◆ **What you have to do**
Find the lines containing "this" and say how many there are, with no other words.

◆ **Dataset extract**

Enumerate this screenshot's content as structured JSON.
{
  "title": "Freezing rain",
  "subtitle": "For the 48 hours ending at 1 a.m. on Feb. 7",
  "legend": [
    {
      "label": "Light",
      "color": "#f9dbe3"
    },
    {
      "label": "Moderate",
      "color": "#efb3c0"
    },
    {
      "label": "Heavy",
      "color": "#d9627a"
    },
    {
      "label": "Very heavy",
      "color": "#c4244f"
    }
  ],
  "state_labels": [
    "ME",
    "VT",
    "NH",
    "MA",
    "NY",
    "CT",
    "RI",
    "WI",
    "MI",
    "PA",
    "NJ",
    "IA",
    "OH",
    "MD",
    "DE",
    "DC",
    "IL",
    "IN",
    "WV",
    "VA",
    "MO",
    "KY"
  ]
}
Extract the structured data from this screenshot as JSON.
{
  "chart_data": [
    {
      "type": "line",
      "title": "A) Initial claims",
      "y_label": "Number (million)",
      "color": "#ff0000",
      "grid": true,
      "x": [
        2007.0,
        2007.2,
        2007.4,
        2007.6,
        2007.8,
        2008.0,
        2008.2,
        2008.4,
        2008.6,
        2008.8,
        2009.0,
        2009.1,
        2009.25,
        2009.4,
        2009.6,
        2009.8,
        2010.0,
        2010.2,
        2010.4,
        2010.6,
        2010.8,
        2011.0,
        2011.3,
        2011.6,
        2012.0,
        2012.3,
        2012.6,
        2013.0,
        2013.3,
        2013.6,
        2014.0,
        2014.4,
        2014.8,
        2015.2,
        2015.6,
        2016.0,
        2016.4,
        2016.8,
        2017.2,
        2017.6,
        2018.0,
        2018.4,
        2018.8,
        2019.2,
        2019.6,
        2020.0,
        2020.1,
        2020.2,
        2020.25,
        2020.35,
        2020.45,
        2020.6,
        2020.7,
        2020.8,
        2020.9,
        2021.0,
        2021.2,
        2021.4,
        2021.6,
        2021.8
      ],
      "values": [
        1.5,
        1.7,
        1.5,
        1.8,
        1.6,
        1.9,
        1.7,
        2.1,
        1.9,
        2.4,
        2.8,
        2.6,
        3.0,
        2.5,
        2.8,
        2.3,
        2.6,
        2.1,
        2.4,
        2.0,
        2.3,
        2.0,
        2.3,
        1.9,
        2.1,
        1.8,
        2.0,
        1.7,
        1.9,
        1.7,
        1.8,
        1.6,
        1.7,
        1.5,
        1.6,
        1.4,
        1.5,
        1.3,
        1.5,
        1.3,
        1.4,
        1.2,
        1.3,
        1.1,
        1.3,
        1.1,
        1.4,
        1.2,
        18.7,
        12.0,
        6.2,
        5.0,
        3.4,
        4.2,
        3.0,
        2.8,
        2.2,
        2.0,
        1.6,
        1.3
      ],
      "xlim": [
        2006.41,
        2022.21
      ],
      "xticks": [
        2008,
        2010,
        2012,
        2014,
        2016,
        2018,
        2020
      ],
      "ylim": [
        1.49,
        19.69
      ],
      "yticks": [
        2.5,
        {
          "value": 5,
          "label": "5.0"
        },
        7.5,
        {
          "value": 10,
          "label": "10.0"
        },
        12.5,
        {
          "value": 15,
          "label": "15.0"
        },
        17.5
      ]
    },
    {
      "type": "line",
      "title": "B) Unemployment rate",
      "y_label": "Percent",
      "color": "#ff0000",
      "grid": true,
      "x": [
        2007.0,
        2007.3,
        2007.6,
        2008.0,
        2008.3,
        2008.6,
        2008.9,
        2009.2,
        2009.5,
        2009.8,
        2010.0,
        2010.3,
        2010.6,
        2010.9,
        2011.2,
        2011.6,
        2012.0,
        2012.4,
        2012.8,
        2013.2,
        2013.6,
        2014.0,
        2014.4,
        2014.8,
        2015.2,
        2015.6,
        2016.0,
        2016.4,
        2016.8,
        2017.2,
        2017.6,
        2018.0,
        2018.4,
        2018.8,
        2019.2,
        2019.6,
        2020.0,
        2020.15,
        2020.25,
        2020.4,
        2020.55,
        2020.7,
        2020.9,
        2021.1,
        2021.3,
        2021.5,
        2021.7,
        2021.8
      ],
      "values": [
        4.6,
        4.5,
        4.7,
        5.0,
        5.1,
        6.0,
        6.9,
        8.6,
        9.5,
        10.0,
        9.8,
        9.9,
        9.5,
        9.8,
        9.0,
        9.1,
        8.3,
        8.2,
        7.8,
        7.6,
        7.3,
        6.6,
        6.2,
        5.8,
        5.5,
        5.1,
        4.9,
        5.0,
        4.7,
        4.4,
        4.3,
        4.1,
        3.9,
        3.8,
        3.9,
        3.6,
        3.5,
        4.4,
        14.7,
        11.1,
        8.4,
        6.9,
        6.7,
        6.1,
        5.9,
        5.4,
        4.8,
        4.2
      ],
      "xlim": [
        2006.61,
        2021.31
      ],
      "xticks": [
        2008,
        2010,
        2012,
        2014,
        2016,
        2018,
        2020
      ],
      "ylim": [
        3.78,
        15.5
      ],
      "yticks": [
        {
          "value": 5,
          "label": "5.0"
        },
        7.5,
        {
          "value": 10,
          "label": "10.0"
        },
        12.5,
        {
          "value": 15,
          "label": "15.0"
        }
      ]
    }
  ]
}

◆ **Worked solution**
2